=== Do this ===
Extract every line of the material that holds the string "Velocity".

=== Task inputs ===
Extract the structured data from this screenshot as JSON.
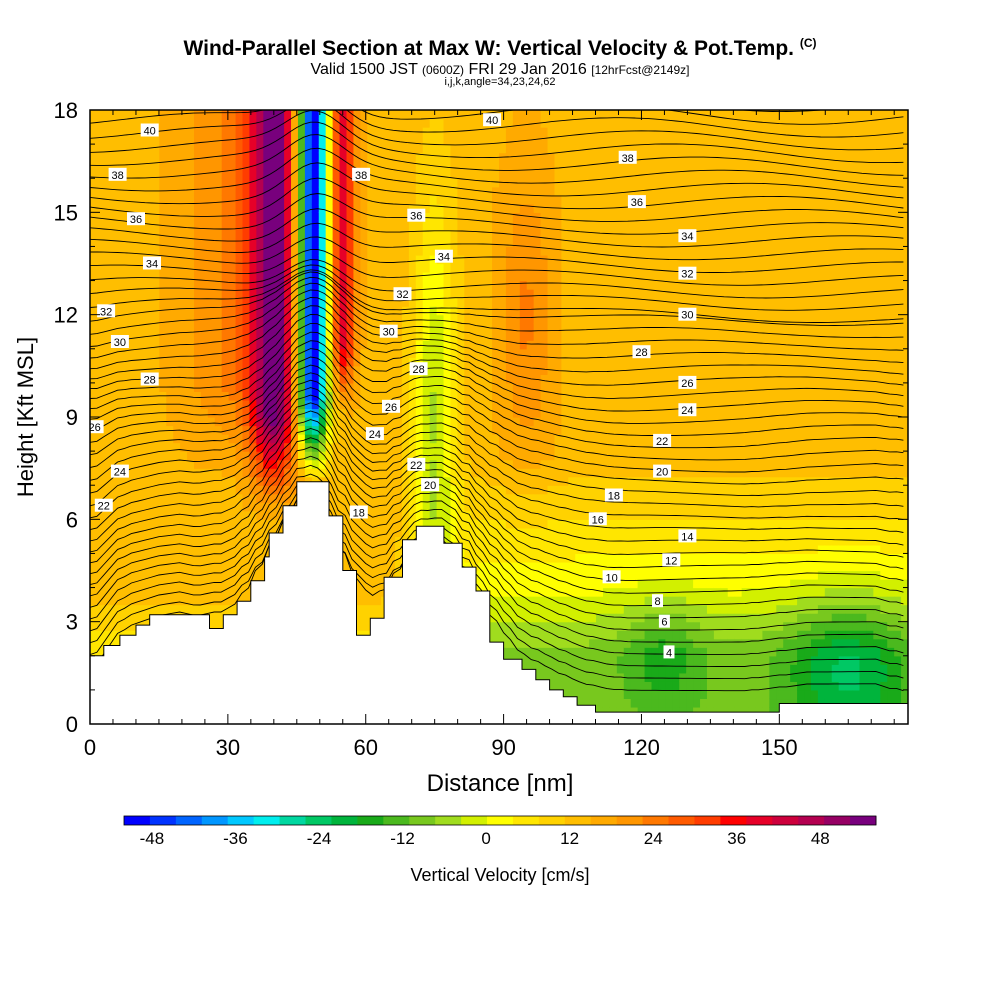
{
  "header": {
    "title": "Wind-Parallel Section at Max W: Vertical Velocity & Pot.Temp.",
    "title_mark": "(C)",
    "valid_prefix": "Valid 1500 JST",
    "valid_utc": "(0600Z)",
    "valid_date": "FRI 29 Jan 2016",
    "forecast": "[12hrFcst@2149z]",
    "section_params": "i,j,k,angle=34,23,24,62"
  },
  "chart_data": {
    "type": "heatmap",
    "xlabel": "Distance [nm]",
    "ylabel": "Height [Kft MSL]",
    "xlim": [
      0,
      178
    ],
    "ylim": [
      0,
      18
    ],
    "xticks": [
      "0",
      "30",
      "60",
      "90",
      "120",
      "150"
    ],
    "xtick_values": [
      0,
      30,
      60,
      90,
      120,
      150
    ],
    "yticks": [
      "0",
      "3",
      "6",
      "9",
      "12",
      "15",
      "18"
    ],
    "ytick_values": [
      0,
      3,
      6,
      9,
      12,
      15,
      18
    ],
    "colorbar": {
      "label": "Vertical Velocity [cm/s]",
      "tick_labels": [
        "-48",
        "-36",
        "-24",
        "-12",
        "0",
        "12",
        "24",
        "36",
        "48"
      ],
      "tick_values": [
        -48,
        -36,
        -24,
        -12,
        0,
        12,
        24,
        36,
        48
      ],
      "range": [
        -52,
        56
      ],
      "colors": [
        "#0000ff",
        "#0032ff",
        "#0064ff",
        "#0096ff",
        "#00c8ff",
        "#00eeee",
        "#00d7a0",
        "#00c864",
        "#00b43c",
        "#19aa19",
        "#4bb91e",
        "#78c81e",
        "#a0dc1e",
        "#d2f000",
        "#ffff00",
        "#ffe600",
        "#ffd200",
        "#ffbe00",
        "#ffaa00",
        "#ff9600",
        "#ff7800",
        "#ff5a00",
        "#ff3c00",
        "#ff0000",
        "#e60028",
        "#cd003c",
        "#b40050",
        "#960064",
        "#78007d"
      ]
    },
    "isentrope_labels": {
      "levels_K": [
        4,
        6,
        8,
        10,
        12,
        14,
        16,
        18,
        20,
        22,
        24,
        26,
        28,
        30,
        32,
        34,
        36,
        38,
        40
      ],
      "placements": [
        {
          "text": "40",
          "x": 13,
          "y": 17.4
        },
        {
          "text": "38",
          "x": 6,
          "y": 16.1
        },
        {
          "text": "36",
          "x": 10,
          "y": 14.8
        },
        {
          "text": "34",
          "x": 13.5,
          "y": 13.5
        },
        {
          "text": "32",
          "x": 3.5,
          "y": 12.1
        },
        {
          "text": "30",
          "x": 6.5,
          "y": 11.2
        },
        {
          "text": "28",
          "x": 13,
          "y": 10.1
        },
        {
          "text": "26",
          "x": 1,
          "y": 8.7
        },
        {
          "text": "24",
          "x": 6.5,
          "y": 7.4
        },
        {
          "text": "22",
          "x": 3,
          "y": 6.4
        },
        {
          "text": "38",
          "x": 59,
          "y": 16.1
        },
        {
          "text": "36",
          "x": 71,
          "y": 14.9
        },
        {
          "text": "34",
          "x": 77,
          "y": 13.7
        },
        {
          "text": "32",
          "x": 68,
          "y": 12.6
        },
        {
          "text": "30",
          "x": 65,
          "y": 11.5
        },
        {
          "text": "28",
          "x": 71.5,
          "y": 10.4
        },
        {
          "text": "26",
          "x": 65.5,
          "y": 9.3
        },
        {
          "text": "24",
          "x": 62,
          "y": 8.5
        },
        {
          "text": "22",
          "x": 71,
          "y": 7.6
        },
        {
          "text": "20",
          "x": 74,
          "y": 7.0
        },
        {
          "text": "18",
          "x": 58.5,
          "y": 6.2
        },
        {
          "text": "40",
          "x": 87.5,
          "y": 17.7
        },
        {
          "text": "38",
          "x": 117,
          "y": 16.6
        },
        {
          "text": "36",
          "x": 119,
          "y": 15.3
        },
        {
          "text": "34",
          "x": 130,
          "y": 14.3
        },
        {
          "text": "32",
          "x": 130,
          "y": 13.2
        },
        {
          "text": "30",
          "x": 130,
          "y": 12.0
        },
        {
          "text": "28",
          "x": 120,
          "y": 10.9
        },
        {
          "text": "26",
          "x": 130,
          "y": 10.0
        },
        {
          "text": "24",
          "x": 130,
          "y": 9.2
        },
        {
          "text": "22",
          "x": 124.5,
          "y": 8.3
        },
        {
          "text": "20",
          "x": 124.5,
          "y": 7.4
        },
        {
          "text": "18",
          "x": 114,
          "y": 6.7
        },
        {
          "text": "16",
          "x": 110.5,
          "y": 6.0
        },
        {
          "text": "14",
          "x": 130,
          "y": 5.5
        },
        {
          "text": "12",
          "x": 126.5,
          "y": 4.8
        },
        {
          "text": "10",
          "x": 113.5,
          "y": 4.3
        },
        {
          "text": "8",
          "x": 123.5,
          "y": 3.6
        },
        {
          "text": "6",
          "x": 125,
          "y": 3.0
        },
        {
          "text": "4",
          "x": 126,
          "y": 2.1
        }
      ]
    },
    "terrain": [
      [
        0,
        2
      ],
      [
        3,
        2
      ],
      [
        3,
        2.3
      ],
      [
        6.5,
        2.3
      ],
      [
        6.5,
        2.6
      ],
      [
        10,
        2.6
      ],
      [
        10,
        2.9
      ],
      [
        13,
        2.9
      ],
      [
        13,
        3.2
      ],
      [
        26,
        3.2
      ],
      [
        26,
        2.8
      ],
      [
        29,
        2.8
      ],
      [
        29,
        3.2
      ],
      [
        32,
        3.2
      ],
      [
        32,
        3.6
      ],
      [
        35,
        3.6
      ],
      [
        35,
        4.2
      ],
      [
        38,
        4.2
      ],
      [
        38,
        4.9
      ],
      [
        39,
        4.9
      ],
      [
        39,
        5.6
      ],
      [
        42,
        5.6
      ],
      [
        42,
        6.4
      ],
      [
        45,
        6.4
      ],
      [
        45,
        7.1
      ],
      [
        52,
        7.1
      ],
      [
        52,
        6.1
      ],
      [
        55,
        6.1
      ],
      [
        55,
        4.5
      ],
      [
        58,
        4.5
      ],
      [
        58,
        2.6
      ],
      [
        61,
        2.6
      ],
      [
        61,
        3.1
      ],
      [
        64,
        3.1
      ],
      [
        64,
        4.3
      ],
      [
        68,
        4.3
      ],
      [
        68,
        5.4
      ],
      [
        71,
        5.4
      ],
      [
        71,
        5.8
      ],
      [
        77,
        5.8
      ],
      [
        77,
        5.3
      ],
      [
        81,
        5.3
      ],
      [
        81,
        4.6
      ],
      [
        84,
        4.6
      ],
      [
        84,
        3.9
      ],
      [
        87,
        3.9
      ],
      [
        87,
        2.4
      ],
      [
        90,
        2.4
      ],
      [
        90,
        1.9
      ],
      [
        94,
        1.9
      ],
      [
        94,
        1.6
      ],
      [
        97,
        1.6
      ],
      [
        97,
        1.3
      ],
      [
        100,
        1.3
      ],
      [
        100,
        1.0
      ],
      [
        103,
        1.0
      ],
      [
        103,
        0.8
      ],
      [
        106,
        0.8
      ],
      [
        106,
        0.55
      ],
      [
        110,
        0.55
      ],
      [
        110,
        0.35
      ],
      [
        150,
        0.35
      ],
      [
        150,
        0.6
      ],
      [
        178,
        0.6
      ],
      [
        178,
        0
      ]
    ]
  }
}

=== Exercise response ===
    "title": "Wind-Parallel Section at Max W: Vertical Velocity & Pot.Temp.",
      "label": "Vertical Velocity [cm/s]",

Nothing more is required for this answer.